» **Provided text**
* begin *
One of the biggest accelerators in my personal growth was finally owning this sentence:
I am my own responsibility.
When I decided I wanted to change my body, I realized it was going to be a job only I could do. No more complaining that my husband or my best friends were naturally thin. That became irrelevant. Their bodies weren't my business. My habits were.
I was going to choose what I ate. I was going to choose how I moved. And that choice would be independent of the people around me.
It’s a custom job. It’s an inside job.
But then something else shifted.
I realized my nervous system is also my responsibility.
Even if people around me were panicking, irritated, or spiraling, I still had agency. I could match their energy or I could refuse. I could jump into their storm or I could stay on the shoreline. That pause between their cause and my reaction was everything.
Taking responsibility for my own peace was empowering, but I wondered realistically if I was to live in community with other people, could it actually be sustainable?
There isn’t just my nervous system. There’s also the shared nervous system of the house.
If you’re married, partnered, or even just living with another adult or child, the truth is this: one person absolutely impacts the other.
Example: You walk in the door in a stressed-out hurry, and suddenly the whole house feels tense. Your partner starts moving faster. The kids’ volume goes up. Even the dog acts weird. Or flip it: someone comes home grounded, humming to themselves, quietly tidying up, and suddenly you find yourself breathing deeper without even trying.
That’s called co-regulation.
I spotted this woman's shirt on vacation and I asked her if I could take a picture. I was laughing so hard.
In neuroscience terms, co-regulation means that our nervous systems literally influence one another through cues like tone of voice, facial expression, breathing patterns, and presence. We are wired to sync. Humans are herd animals. We match what we’re near.
But here’s the empowering part:
If one dysregulated person can shift the whole house downward, one regulated person can shift it upward.
* end *
» **Data extract**
* begin *
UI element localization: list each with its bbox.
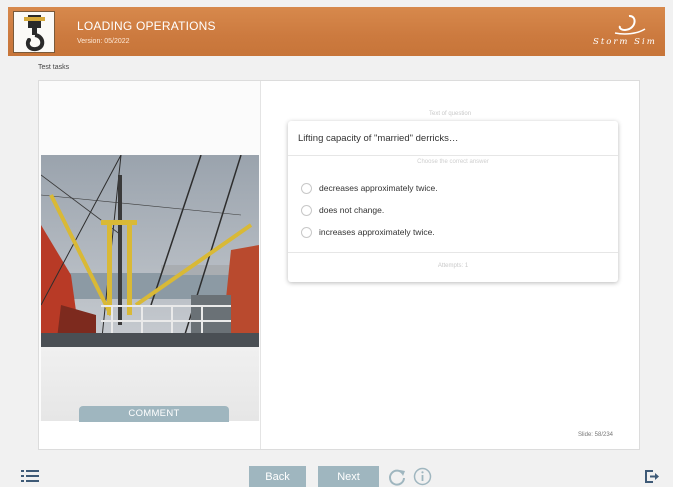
app-title: LOADING OPERATIONS xyxy=(77,19,216,33)
reload-icon[interactable] xyxy=(387,467,407,487)
answer-option[interactable]: decreases approximately twice. xyxy=(301,181,438,195)
answer-option-label: decreases approximately twice. xyxy=(319,183,438,193)
question-text: Lifting capacity of "married" derricks… xyxy=(298,133,459,144)
answer-option[interactable]: does not change. xyxy=(301,203,384,217)
answer-option[interactable]: increases approximately twice. xyxy=(301,225,435,239)
answer-option-label: increases approximately twice. xyxy=(319,227,435,237)
question-caption: Text of question xyxy=(429,111,472,117)
slide-counter: Slide: 58/234 xyxy=(577,432,613,438)
next-button[interactable]: Next xyxy=(318,466,379,487)
storm-sim-wave-icon xyxy=(614,15,646,35)
brand-name: Storm Sim xyxy=(593,37,657,47)
crane-hook-icon xyxy=(13,11,55,53)
slide-card: COMMENT Text of question Lifting capacit… xyxy=(38,80,640,450)
comment-button[interactable]: COMMENT xyxy=(79,406,229,422)
app-version: Version: 05/2022 xyxy=(77,38,130,45)
divider xyxy=(288,252,618,253)
attempts-counter: Attempts: 1 xyxy=(437,263,469,269)
info-icon[interactable] xyxy=(413,467,432,486)
divider xyxy=(288,155,618,156)
question-box: Lifting capacity of "married" derricks… … xyxy=(288,121,618,282)
panel-divider xyxy=(260,81,261,449)
radio-button[interactable] xyxy=(301,182,312,194)
back-button[interactable]: Back xyxy=(249,466,306,487)
radio-button[interactable] xyxy=(301,204,312,216)
exit-icon[interactable] xyxy=(644,469,659,484)
app-header: LOADING OPERATIONS Version: 05/2022 Stor… xyxy=(8,7,665,56)
brand-logo: Storm Sim xyxy=(585,13,657,51)
choose-instruction: Choose the correct answer xyxy=(417,159,489,165)
breadcrumb: Test tasks xyxy=(38,64,70,71)
ship-derricks-photo xyxy=(41,155,259,347)
answer-option-label: does not change. xyxy=(319,205,385,215)
menu-list-icon[interactable] xyxy=(21,469,39,483)
radio-button[interactable] xyxy=(301,226,312,238)
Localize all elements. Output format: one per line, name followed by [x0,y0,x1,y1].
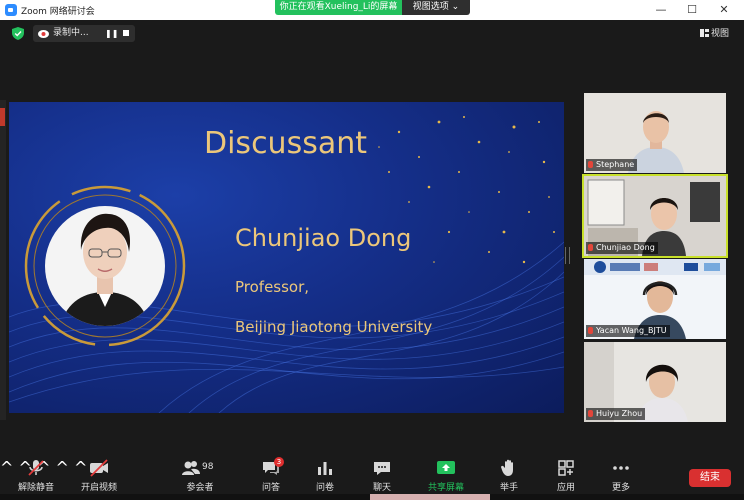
* end *
» **What you should do**
Please reproduce the co-regulation essay word for word, from "There isn’t just" up to and including "That’s called co-regulation.". Work only from the co-regulation essay.

» **Response to the task**
There isn’t just my nervous system. There’s also the shared nervous system of the house.
If you’re married, partnered, or even just living with another adult or child, the truth is this: one person absolutely impacts the other.
Example: You walk in the door in a stressed-out hurry, and suddenly the whole house feels tense. Your partner starts moving faster. The kids’ volume goes up. Even the dog acts weird. Or flip it: someone comes home grounded, humming to themselves, quietly tidying up, and suddenly you find yourself breathing deeper without even trying.
That’s called co-regulation.